- _Given task 1_
Extract, word for word, the portion of the reflection on Jesus's journey to earth from "Why would He" to "make that trip.".

- _Text section_
========================================================================

‘Jesus came to earth not only because of obedience to the Father but also because of His profound love for human beings and His creation.’
IT MUST have been a momentous event in heaven. All heaven must have held its holy breath as it witnessed a most astounding event. The Treasure of heaven, the Son of God, was beginning to set aside His shining glory, preparing Himself for an unprecedented trip to rebellious Earth.
Why would He want to do this? Should not the Triune God let the earthlings self-destruct themselves? It would not take too long for them to do that! Why bother with a bunch of ungrateful and rebellious creatures, living in a tiny and insignificant part of the great cosmos? But there was something that was making Jesus make that trip.
The motive in Jesus for wanting to make the trip can be understood by remembering one story he told after He had arrived on earth.
There was a landowner who planted a vineyard. He put a wall around it, dug a winepress in it and built a watchtower. Then he rented the vineyard to some farmers and went away on a journey. When the harvest time approached, he sent his servants to the tenants to collect his fruit. The tenants seized his servants; they beat one, killed another, and stoned a third. Then he sent other servants to them, more than the first time, and the tenants treated them the same way.

========================================================================

- _Dataset content_
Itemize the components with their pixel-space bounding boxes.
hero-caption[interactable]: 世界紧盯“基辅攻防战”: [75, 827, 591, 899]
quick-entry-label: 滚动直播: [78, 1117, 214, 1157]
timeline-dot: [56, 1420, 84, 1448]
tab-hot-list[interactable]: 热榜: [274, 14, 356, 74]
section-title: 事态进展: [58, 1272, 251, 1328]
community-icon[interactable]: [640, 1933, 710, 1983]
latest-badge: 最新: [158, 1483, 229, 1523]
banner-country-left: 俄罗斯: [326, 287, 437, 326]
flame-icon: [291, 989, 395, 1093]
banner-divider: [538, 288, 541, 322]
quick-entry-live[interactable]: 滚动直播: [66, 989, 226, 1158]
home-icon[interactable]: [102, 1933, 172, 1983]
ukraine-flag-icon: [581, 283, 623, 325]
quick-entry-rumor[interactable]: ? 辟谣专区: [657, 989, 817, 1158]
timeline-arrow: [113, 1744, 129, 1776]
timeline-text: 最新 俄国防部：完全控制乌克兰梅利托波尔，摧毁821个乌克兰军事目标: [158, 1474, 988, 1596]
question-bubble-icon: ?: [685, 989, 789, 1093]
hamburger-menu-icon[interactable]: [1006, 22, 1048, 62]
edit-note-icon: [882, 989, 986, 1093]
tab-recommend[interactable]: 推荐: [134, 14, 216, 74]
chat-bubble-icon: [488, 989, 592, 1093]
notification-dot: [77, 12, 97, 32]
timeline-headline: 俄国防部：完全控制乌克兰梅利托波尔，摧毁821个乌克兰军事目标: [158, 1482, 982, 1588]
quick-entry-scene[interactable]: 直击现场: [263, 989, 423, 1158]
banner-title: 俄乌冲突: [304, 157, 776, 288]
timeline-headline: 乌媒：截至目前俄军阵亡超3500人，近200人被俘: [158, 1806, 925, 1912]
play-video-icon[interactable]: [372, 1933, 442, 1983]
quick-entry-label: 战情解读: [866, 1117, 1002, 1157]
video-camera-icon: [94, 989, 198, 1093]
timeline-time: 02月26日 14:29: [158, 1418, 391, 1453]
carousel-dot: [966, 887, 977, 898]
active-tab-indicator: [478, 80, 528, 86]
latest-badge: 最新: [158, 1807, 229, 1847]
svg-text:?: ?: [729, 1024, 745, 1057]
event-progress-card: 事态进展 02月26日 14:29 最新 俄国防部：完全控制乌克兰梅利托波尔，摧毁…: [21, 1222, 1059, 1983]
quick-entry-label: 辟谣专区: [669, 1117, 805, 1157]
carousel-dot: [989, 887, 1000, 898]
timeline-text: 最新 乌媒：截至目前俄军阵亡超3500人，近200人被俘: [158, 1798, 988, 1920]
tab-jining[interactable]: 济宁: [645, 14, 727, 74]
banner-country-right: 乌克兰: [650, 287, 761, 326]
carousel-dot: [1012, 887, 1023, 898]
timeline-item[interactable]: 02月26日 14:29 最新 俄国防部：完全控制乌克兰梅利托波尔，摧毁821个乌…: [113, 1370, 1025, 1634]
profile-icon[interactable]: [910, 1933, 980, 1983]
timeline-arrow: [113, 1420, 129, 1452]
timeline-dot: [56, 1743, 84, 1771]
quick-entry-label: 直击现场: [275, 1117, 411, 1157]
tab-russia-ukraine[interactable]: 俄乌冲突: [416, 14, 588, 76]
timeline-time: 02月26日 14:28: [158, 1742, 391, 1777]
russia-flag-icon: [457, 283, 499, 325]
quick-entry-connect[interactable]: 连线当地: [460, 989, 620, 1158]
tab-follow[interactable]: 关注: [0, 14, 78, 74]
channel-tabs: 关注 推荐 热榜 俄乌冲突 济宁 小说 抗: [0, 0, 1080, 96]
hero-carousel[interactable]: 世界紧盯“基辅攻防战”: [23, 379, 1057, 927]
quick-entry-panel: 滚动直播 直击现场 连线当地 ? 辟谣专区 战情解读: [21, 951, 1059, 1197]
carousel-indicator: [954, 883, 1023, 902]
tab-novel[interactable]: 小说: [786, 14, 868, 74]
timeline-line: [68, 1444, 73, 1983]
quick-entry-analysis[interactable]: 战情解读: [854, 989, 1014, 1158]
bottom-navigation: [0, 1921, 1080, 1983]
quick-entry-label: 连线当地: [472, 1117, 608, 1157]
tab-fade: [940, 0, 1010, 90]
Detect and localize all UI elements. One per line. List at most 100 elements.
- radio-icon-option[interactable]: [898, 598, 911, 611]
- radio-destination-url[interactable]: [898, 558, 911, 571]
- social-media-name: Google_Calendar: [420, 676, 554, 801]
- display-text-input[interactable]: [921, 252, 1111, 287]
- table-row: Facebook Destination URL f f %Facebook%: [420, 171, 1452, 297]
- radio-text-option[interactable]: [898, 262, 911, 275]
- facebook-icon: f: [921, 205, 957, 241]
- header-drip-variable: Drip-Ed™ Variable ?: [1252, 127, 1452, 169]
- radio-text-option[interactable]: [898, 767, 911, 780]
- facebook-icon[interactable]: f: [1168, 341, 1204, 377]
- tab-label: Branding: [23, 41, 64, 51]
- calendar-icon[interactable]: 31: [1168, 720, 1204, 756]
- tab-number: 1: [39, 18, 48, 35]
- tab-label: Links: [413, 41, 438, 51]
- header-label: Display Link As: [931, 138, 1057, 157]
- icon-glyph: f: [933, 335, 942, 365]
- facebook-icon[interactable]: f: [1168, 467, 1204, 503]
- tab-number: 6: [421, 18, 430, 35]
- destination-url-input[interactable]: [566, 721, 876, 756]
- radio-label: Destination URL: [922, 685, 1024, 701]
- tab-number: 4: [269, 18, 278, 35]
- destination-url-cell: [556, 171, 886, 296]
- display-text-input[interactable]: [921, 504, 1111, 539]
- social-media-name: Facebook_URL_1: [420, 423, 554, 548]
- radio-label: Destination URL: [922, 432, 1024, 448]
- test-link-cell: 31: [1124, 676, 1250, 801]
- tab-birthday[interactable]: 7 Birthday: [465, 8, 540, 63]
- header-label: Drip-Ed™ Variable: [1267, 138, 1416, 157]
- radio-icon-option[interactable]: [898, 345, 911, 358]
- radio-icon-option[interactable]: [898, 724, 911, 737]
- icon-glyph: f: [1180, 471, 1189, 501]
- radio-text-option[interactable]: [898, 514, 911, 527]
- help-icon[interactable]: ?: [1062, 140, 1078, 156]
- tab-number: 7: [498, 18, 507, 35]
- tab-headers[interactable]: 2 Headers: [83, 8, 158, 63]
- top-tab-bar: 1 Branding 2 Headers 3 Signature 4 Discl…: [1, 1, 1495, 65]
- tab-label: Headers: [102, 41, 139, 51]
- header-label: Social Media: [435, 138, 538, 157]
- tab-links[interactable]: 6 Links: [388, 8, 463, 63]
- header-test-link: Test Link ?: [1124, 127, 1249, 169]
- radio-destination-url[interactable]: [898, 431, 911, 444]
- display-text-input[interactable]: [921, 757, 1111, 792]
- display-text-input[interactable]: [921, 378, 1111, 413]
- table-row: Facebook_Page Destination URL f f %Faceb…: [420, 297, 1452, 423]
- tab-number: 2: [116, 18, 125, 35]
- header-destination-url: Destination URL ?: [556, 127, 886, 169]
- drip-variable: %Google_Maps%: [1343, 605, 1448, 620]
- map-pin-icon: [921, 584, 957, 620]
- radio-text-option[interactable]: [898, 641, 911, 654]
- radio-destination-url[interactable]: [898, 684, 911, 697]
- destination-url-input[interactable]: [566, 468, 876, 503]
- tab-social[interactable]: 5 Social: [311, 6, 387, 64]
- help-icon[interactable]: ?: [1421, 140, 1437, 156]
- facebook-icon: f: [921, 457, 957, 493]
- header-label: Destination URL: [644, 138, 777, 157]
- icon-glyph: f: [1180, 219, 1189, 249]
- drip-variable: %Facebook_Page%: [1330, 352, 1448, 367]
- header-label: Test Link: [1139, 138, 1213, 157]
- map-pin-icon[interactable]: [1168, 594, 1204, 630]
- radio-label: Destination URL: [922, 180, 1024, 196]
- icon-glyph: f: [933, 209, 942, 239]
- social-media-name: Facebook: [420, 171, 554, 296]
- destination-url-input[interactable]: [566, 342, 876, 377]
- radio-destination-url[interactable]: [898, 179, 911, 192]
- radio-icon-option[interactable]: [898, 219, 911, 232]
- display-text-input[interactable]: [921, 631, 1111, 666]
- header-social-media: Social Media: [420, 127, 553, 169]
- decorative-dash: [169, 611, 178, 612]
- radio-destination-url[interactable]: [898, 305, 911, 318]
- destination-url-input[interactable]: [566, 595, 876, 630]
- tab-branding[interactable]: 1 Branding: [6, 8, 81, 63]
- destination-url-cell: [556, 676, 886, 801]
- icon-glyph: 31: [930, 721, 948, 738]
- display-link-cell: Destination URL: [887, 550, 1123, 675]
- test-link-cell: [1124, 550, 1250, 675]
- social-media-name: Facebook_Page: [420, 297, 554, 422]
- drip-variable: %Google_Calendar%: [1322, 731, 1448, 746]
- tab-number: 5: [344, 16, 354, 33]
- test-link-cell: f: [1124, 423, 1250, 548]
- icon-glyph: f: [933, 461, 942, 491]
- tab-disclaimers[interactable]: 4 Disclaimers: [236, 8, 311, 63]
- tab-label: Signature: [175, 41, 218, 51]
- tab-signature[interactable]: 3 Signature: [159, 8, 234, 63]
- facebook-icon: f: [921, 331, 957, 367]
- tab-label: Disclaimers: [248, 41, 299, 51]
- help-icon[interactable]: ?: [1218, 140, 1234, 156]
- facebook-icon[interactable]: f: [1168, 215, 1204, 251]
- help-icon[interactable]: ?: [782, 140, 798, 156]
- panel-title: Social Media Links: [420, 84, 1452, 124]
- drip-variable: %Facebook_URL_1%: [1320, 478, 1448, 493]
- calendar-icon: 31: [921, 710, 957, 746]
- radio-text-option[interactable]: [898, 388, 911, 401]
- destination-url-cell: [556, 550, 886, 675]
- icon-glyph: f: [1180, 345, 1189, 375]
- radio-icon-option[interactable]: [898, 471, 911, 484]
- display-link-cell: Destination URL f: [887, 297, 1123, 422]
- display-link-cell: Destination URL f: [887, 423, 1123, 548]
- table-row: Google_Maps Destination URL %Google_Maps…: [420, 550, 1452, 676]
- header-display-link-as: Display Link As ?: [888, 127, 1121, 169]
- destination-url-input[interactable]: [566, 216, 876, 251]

========================================================================

- _Given task 2_
Reproduce the entries verbatim, from their first line through the line containing "timeline-arrow: [113, 1744, 129, 1776]", inclusive.

- _Correct response 1_
Why would He want to do this? Should not the Triune God let the earthlings self-destruct themselves? It would not take too long for them to do that! Why bother with a bunch of ungrateful and rebellious creatures, living in a tiny and insignificant part of the great cosmos? But there was something that was making Jesus make that trip.

- _Correct response 2_
Itemize the components with their pixel-space bounding boxes.
hero-caption[interactable]: 世界紧盯“基辅攻防战”: [75, 827, 591, 899]
quick-entry-label: 滚动直播: [78, 1117, 214, 1157]
timeline-dot: [56, 1420, 84, 1448]
tab-hot-list[interactable]: 热榜: [274, 14, 356, 74]
section-title: 事态进展: [58, 1272, 251, 1328]
community-icon[interactable]: [640, 1933, 710, 1983]
latest-badge: 最新: [158, 1483, 229, 1523]
banner-country-left: 俄罗斯: [326, 287, 437, 326]
flame-icon: [291, 989, 395, 1093]
banner-divider: [538, 288, 541, 322]
quick-entry-live[interactable]: 滚动直播: [66, 989, 226, 1158]
home-icon[interactable]: [102, 1933, 172, 1983]
ukraine-flag-icon: [581, 283, 623, 325]
quick-entry-rumor[interactable]: ? 辟谣专区: [657, 989, 817, 1158]
timeline-arrow: [113, 1744, 129, 1776]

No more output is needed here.